**Entries:**
┏━━

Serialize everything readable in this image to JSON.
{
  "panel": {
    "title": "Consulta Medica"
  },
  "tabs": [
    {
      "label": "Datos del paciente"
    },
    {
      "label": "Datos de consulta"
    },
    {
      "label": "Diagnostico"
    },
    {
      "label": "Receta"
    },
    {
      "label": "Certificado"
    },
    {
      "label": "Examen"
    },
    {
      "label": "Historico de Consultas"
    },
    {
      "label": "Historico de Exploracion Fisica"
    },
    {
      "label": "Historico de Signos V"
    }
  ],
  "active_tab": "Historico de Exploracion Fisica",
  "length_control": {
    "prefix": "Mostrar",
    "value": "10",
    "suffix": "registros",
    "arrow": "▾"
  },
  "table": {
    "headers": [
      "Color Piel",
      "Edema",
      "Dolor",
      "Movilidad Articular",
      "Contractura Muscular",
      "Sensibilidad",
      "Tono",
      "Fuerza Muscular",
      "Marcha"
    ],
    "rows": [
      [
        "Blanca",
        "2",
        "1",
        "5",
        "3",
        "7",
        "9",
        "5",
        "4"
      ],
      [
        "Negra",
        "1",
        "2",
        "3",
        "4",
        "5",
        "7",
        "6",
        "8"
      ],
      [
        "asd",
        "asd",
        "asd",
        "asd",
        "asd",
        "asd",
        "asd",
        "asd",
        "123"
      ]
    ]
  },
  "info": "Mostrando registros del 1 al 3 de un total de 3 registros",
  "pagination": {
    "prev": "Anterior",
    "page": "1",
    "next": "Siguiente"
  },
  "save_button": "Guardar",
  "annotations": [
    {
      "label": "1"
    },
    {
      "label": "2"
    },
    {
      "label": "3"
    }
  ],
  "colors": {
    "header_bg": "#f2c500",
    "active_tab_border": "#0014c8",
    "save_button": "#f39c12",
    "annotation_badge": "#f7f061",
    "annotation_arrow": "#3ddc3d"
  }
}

┗━━

**Directive:** Using the data above, repeat every line exactly.

**Answer to the task:**
Serialize everything readable in this image to JSON.
{
  "panel": {
    "title": "Consulta Medica"
  },
  "tabs": [
    {
      "label": "Datos del paciente"
    },
    {
      "label": "Datos de consulta"
    },
    {
      "label": "Diagnostico"
    },
    {
      "label": "Receta"
    },
    {
      "label": "Certificado"
    },
    {
      "label": "Examen"
    },
    {
      "label": "Historico de Consultas"
    },
    {
      "label": "Historico de Exploracion Fisica"
    },
    {
      "label": "Historico de Signos V"
    }
  ],
  "active_tab": "Historico de Exploracion Fisica",
  "length_control": {
    "prefix": "Mostrar",
    "value": "10",
    "suffix": "registros",
    "arrow": "▾"
  },
  "table": {
    "headers": [
      "Color Piel",
      "Edema",
      "Dolor",
      "Movilidad Articular",
      "Contractura Muscular",
      "Sensibilidad",
      "Tono",
      "Fuerza Muscular",
      "Marcha"
    ],
    "rows": [
      [
        "Blanca",
        "2",
        "1",
        "5",
        "3",
        "7",
        "9",
        "5",
        "4"
      ],
      [
        "Negra",
        "1",
        "2",
        "3",
        "4",
        "5",
        "7",
        "6",
        "8"
      ],
      [
        "asd",
        "asd",
        "asd",
        "asd",
        "asd",
        "asd",
        "asd",
        "asd",
        "123"
      ]
    ]
  },
  "info": "Mostrando registros del 1 al 3 de un total de 3 registros",
  "pagination": {
    "prev": "Anterior",
    "page": "1",
    "next": "Siguiente"
  },
  "save_button": "Guardar",
  "annotations": [
    {
      "label": "1"
    },
    {
      "label": "2"
    },
    {
      "label": "3"
    }
  ],
  "colors": {
    "header_bg": "#f2c500",
    "active_tab_border": "#0014c8",
    "save_button": "#f39c12",
    "annotation_badge": "#f7f061",
    "annotation_arrow": "#3ddc3d"
  }
}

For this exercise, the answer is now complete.